>>>>>

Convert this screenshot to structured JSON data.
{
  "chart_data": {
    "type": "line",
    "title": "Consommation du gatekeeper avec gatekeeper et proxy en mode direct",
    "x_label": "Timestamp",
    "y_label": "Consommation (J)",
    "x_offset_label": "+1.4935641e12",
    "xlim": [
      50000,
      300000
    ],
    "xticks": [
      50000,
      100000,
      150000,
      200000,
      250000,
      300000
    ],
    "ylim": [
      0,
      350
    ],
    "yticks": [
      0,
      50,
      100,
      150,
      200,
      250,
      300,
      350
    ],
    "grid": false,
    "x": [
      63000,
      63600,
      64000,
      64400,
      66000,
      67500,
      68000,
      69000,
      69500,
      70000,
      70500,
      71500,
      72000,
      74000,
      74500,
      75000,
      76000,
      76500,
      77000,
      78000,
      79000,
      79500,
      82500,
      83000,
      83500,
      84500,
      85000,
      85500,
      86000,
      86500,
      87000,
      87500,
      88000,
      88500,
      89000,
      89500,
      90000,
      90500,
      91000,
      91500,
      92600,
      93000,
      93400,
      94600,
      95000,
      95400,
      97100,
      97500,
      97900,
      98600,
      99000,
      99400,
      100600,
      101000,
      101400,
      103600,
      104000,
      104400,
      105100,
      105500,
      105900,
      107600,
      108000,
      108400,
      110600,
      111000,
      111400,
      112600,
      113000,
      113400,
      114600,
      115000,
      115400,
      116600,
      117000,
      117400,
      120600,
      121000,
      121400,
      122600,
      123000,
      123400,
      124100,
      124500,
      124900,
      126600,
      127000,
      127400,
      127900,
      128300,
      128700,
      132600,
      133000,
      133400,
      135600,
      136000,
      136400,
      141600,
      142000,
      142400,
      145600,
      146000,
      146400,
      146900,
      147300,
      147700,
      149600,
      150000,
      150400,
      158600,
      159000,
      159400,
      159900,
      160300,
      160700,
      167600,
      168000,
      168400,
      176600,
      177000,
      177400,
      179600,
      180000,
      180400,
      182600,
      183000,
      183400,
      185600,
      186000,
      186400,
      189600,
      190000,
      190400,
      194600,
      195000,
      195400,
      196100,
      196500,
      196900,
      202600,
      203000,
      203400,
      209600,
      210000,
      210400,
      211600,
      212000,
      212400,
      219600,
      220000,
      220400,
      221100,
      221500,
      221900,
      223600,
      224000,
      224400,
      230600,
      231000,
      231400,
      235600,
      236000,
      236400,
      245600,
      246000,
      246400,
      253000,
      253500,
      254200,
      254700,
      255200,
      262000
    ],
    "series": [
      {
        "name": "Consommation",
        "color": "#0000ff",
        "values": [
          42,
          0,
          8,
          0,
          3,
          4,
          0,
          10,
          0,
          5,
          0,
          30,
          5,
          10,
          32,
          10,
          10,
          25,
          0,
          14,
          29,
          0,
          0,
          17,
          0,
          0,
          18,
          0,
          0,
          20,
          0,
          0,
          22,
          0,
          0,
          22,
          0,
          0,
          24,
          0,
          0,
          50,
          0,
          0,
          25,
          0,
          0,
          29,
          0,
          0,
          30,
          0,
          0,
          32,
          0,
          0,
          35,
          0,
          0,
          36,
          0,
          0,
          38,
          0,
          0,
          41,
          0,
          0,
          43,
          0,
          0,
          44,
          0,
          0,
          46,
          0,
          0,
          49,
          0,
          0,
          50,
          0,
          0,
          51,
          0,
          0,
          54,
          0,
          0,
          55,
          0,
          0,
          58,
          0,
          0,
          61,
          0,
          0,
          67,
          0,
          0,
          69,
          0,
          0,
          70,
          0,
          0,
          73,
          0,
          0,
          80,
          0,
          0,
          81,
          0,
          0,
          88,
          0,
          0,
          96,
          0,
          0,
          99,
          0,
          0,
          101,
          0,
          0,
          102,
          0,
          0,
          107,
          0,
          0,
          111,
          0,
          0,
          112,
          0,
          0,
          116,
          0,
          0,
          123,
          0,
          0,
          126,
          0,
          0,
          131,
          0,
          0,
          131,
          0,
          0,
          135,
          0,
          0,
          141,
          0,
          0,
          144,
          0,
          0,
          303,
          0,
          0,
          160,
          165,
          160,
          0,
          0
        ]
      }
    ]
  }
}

<<<<<

## EXERCISE REQUIREMENTS
Reproduce each line of the material above precisely.

## RESULT FOR THIS EXERCISE
Convert this screenshot to structured JSON data.
{
  "chart_data": {
    "type": "line",
    "title": "Consommation du gatekeeper avec gatekeeper et proxy en mode direct",
    "x_label": "Timestamp",
    "y_label": "Consommation (J)",
    "x_offset_label": "+1.4935641e12",
    "xlim": [
      50000,
      300000
    ],
    "xticks": [
      50000,
      100000,
      150000,
      200000,
      250000,
      300000
    ],
    "ylim": [
      0,
      350
    ],
    "yticks": [
      0,
      50,
      100,
      150,
      200,
      250,
      300,
      350
    ],
    "grid": false,
    "x": [
      63000,
      63600,
      64000,
      64400,
      66000,
      67500,
      68000,
      69000,
      69500,
      70000,
      70500,
      71500,
      72000,
      74000,
      74500,
      75000,
      76000,
      76500,
      77000,
      78000,
      79000,
      79500,
      82500,
      83000,
      83500,
      84500,
      85000,
      85500,
      86000,
      86500,
      87000,
      87500,
      88000,
      88500,
      89000,
      89500,
      90000,
      90500,
      91000,
      91500,
      92600,
      93000,
      93400,
      94600,
      95000,
      95400,
      97100,
      97500,
      97900,
      98600,
      99000,
      99400,
      100600,
      101000,
      101400,
      103600,
      104000,
      104400,
      105100,
      105500,
      105900,
      107600,
      108000,
      108400,
      110600,
      111000,
      111400,
      112600,
      113000,
      113400,
      114600,
      115000,
      115400,
      116600,
      117000,
      117400,
      120600,
      121000,
      121400,
      122600,
      123000,
      123400,
      124100,
      124500,
      124900,
      126600,
      127000,
      127400,
      127900,
      128300,
      128700,
      132600,
      133000,
      133400,
      135600,
      136000,
      136400,
      141600,
      142000,
      142400,
      145600,
      146000,
      146400,
      146900,
      147300,
      147700,
      149600,
      150000,
      150400,
      158600,
      159000,
      159400,
      159900,
      160300,
      160700,
      167600,
      168000,
      168400,
      176600,
      177000,
      177400,
      179600,
      180000,
      180400,
      182600,
      183000,
      183400,
      185600,
      186000,
      186400,
      189600,
      190000,
      190400,
      194600,
      195000,
      195400,
      196100,
      196500,
      196900,
      202600,
      203000,
      203400,
      209600,
      210000,
      210400,
      211600,
      212000,
      212400,
      219600,
      220000,
      220400,
      221100,
      221500,
      221900,
      223600,
      224000,
      224400,
      230600,
      231000,
      231400,
      235600,
      236000,
      236400,
      245600,
      246000,
      246400,
      253000,
      253500,
      254200,
      254700,
      255200,
      262000
    ],
    "series": [
      {
        "name": "Consommation",
        "color": "#0000ff",
        "values": [
          42,
          0,
          8,
          0,
          3,
          4,
          0,
          10,
          0,
          5,
          0,
          30,
          5,
          10,
          32,
          10,
          10,
          25,
          0,
          14,
          29,
          0,
          0,
          17,
          0,
          0,
          18,
          0,
          0,
          20,
          0,
          0,
          22,
          0,
          0,
          22,
          0,
          0,
          24,
          0,
          0,
          50,
          0,
          0,
          25,
          0,
          0,
          29,
          0,
          0,
          30,
          0,
          0,
          32,
          0,
          0,
          35,
          0,
          0,
          36,
          0,
          0,
          38,
          0,
          0,
          41,
          0,
          0,
          43,
          0,
          0,
          44,
          0,
          0,
          46,
          0,
          0,
          49,
          0,
          0,
          50,
          0,
          0,
          51,
          0,
          0,
          54,
          0,
          0,
          55,
          0,
          0,
          58,
          0,
          0,
          61,
          0,
          0,
          67,
          0,
          0,
          69,
          0,
          0,
          70,
          0,
          0,
          73,
          0,
          0,
          80,
          0,
          0,
          81,
          0,
          0,
          88,
          0,
          0,
          96,
          0,
          0,
          99,
          0,
          0,
          101,
          0,
          0,
          102,
          0,
          0,
          107,
          0,
          0,
          111,
          0,
          0,
          112,
          0,
          0,
          116,
          0,
          0,
          123,
          0,
          0,
          126,
          0,
          0,
          131,
          0,
          0,
          131,
          0,
          0,
          135,
          0,
          0,
          141,
          0,
          0,
          144,
          0,
          0,
          303,
          0,
          0,
          160,
          165,
          160,
          0,
          0
        ]
      }
    ]
  }
}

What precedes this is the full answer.